REQUIREMENTS: Filter the entries below, keeping every line that has the word "kind".

-------- DATA SHOWN --------

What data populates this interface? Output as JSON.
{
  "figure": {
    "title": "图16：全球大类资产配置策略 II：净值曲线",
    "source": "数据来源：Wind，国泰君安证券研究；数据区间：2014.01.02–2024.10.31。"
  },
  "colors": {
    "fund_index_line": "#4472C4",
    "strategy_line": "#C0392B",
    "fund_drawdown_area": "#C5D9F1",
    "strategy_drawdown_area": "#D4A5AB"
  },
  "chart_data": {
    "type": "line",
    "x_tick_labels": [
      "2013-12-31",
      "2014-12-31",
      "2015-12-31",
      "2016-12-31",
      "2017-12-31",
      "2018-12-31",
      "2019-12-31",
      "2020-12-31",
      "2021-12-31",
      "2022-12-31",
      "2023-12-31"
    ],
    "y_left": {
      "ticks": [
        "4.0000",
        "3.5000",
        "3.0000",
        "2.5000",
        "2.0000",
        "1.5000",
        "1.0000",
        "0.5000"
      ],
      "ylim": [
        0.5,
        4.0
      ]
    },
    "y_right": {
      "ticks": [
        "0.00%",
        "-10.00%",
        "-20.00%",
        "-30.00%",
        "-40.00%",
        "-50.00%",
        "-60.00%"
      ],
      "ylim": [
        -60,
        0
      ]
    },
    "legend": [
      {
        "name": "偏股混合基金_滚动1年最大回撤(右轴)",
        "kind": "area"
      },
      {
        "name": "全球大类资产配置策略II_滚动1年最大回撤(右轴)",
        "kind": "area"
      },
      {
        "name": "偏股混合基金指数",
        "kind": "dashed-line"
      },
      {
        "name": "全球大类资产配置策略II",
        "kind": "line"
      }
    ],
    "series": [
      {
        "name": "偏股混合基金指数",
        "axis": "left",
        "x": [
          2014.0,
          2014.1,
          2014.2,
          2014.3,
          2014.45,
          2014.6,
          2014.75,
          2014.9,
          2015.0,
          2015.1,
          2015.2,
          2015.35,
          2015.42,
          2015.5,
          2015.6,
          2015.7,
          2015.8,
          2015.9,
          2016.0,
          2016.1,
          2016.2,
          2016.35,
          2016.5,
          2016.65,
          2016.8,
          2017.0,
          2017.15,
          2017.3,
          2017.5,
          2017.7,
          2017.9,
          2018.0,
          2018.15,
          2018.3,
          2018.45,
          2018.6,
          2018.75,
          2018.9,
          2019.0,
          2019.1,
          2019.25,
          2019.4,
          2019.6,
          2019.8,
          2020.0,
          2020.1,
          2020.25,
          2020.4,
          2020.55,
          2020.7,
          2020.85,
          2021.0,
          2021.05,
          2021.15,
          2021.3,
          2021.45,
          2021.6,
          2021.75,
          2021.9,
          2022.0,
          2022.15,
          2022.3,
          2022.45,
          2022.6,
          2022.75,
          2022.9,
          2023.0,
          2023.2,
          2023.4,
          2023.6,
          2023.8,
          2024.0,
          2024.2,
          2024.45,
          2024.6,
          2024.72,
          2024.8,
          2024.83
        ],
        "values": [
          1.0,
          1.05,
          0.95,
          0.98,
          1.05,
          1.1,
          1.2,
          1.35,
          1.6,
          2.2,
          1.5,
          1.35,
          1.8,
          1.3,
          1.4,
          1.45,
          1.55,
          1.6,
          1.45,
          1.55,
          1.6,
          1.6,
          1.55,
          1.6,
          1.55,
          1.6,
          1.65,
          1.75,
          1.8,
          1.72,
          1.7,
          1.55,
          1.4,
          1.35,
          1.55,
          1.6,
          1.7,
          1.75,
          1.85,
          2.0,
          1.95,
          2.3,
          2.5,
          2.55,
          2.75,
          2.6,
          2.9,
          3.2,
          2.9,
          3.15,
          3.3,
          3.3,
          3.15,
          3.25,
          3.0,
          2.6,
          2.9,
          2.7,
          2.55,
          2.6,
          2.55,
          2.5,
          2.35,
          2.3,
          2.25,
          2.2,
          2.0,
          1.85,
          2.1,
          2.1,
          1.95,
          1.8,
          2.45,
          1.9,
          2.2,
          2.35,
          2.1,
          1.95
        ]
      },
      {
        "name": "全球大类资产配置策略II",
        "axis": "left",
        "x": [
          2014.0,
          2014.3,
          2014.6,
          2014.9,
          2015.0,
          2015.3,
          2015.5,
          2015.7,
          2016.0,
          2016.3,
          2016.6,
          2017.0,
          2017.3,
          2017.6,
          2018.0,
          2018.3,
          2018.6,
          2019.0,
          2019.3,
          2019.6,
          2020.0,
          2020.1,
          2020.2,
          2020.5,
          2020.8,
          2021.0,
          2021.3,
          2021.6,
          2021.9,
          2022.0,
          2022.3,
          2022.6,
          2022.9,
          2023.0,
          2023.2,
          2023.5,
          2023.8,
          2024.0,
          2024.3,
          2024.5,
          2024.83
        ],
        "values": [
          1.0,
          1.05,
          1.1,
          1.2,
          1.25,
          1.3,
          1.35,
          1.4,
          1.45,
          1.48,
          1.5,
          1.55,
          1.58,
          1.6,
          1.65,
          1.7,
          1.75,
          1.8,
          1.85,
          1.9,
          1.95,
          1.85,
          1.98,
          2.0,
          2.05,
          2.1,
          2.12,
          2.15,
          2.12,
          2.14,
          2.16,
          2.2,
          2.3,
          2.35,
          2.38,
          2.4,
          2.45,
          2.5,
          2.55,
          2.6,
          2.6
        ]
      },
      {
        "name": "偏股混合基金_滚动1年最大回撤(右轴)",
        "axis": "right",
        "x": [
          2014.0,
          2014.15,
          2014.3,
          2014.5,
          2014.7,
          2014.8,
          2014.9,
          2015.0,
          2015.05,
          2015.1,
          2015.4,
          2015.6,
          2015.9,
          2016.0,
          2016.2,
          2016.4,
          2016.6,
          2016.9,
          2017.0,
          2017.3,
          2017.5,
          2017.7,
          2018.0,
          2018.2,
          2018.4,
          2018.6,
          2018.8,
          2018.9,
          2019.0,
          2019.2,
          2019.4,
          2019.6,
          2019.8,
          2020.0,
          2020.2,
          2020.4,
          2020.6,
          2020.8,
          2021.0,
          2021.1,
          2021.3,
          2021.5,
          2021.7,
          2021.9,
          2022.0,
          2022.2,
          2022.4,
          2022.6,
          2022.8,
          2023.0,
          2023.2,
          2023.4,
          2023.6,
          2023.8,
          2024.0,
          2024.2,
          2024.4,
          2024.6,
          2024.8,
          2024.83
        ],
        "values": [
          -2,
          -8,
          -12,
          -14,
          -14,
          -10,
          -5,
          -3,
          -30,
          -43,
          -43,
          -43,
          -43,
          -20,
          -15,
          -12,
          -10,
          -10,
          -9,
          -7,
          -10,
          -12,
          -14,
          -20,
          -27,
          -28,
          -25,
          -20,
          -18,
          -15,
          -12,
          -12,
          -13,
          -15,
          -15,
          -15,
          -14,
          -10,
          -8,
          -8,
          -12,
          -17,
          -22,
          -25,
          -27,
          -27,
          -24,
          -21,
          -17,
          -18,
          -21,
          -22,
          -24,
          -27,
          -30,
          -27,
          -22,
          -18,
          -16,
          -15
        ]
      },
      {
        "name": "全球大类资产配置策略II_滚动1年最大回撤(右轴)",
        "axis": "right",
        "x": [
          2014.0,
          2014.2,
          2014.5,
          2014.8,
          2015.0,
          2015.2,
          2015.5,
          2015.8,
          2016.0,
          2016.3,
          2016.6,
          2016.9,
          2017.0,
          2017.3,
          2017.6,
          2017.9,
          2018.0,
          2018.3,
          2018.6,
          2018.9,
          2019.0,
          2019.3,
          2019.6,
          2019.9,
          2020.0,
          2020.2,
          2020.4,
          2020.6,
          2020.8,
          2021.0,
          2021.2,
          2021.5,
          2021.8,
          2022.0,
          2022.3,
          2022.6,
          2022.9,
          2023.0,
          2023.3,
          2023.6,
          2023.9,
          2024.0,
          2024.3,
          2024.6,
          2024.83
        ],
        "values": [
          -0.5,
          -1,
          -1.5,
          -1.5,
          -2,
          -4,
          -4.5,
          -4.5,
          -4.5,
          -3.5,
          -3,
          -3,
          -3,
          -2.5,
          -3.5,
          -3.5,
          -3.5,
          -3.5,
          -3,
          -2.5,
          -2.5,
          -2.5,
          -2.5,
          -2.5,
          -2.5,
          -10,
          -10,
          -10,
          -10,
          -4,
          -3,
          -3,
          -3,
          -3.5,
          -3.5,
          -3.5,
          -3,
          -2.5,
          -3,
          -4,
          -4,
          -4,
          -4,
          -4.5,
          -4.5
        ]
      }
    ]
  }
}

--------

FINISHED ANSWER:
        "kind": "area"
        "kind": "area"
        "kind": "dashed-line"
        "kind": "line"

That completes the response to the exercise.